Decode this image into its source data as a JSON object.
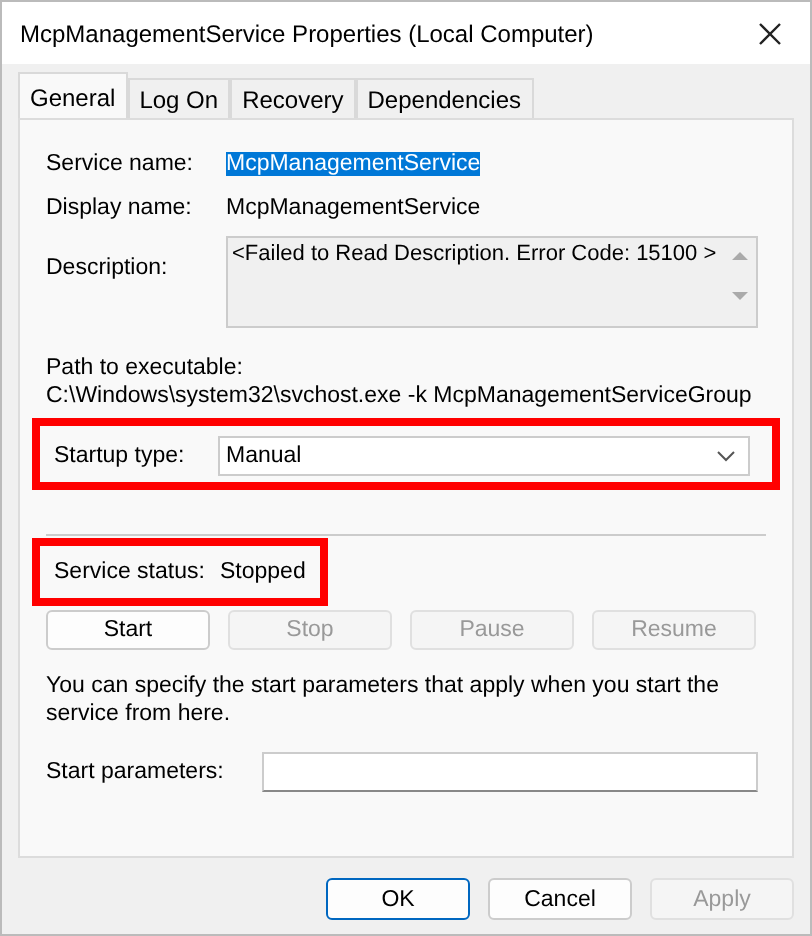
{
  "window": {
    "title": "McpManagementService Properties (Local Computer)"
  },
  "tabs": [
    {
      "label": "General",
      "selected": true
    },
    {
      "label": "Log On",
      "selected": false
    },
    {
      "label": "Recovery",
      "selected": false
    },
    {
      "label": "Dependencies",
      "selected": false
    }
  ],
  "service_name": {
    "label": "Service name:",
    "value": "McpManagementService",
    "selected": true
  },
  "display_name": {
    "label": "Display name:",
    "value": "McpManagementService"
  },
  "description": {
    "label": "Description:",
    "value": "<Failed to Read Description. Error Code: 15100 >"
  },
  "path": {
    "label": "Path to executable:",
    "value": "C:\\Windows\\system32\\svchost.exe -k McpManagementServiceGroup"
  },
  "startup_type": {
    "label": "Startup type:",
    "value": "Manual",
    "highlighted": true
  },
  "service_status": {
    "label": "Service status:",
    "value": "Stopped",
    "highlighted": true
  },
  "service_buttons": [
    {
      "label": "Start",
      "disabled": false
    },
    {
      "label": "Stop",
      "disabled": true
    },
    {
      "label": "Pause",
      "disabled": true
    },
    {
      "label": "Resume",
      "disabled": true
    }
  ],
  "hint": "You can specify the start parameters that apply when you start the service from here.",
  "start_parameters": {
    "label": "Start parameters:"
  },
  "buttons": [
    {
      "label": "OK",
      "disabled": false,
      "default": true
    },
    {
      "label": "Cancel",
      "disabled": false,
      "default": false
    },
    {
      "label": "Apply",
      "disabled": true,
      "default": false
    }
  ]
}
:::
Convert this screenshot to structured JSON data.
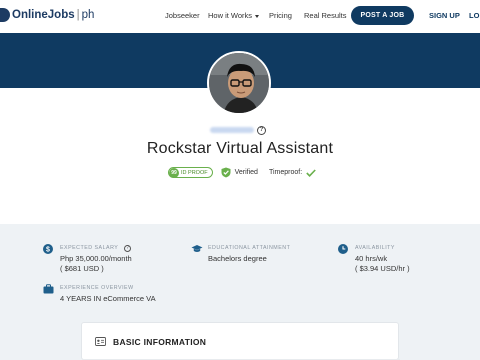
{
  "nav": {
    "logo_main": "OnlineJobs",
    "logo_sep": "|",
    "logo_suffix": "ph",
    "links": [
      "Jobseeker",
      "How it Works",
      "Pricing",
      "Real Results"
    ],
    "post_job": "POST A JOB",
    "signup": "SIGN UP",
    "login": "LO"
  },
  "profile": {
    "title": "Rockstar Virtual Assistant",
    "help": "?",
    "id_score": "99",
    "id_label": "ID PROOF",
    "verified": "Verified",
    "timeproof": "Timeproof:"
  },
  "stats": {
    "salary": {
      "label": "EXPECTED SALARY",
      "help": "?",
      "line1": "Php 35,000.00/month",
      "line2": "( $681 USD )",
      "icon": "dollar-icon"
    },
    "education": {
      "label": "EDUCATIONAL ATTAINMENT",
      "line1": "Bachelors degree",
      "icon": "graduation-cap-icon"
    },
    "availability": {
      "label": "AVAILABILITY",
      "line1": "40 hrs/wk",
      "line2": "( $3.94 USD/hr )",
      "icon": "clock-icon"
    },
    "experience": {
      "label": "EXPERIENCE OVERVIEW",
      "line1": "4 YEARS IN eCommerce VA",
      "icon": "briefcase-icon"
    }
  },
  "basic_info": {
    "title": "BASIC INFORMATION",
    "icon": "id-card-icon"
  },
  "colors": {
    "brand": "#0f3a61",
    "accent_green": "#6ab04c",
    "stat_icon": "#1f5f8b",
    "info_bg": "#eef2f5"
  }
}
:::
• TASK REQUIREMENTS
Pick out each line containing "value" and report it.

• FINISHED ANSWER
    "value": "McpManagementService",
    "value": "McpManagementService"
    "value": "<Failed to Read Description. Error Code: 15100 >"
    "value": "C:\\Windows\\system32\\svchost.exe -k McpManagementServiceGroup"
    "value": "Manual",
    "value": "Stopped",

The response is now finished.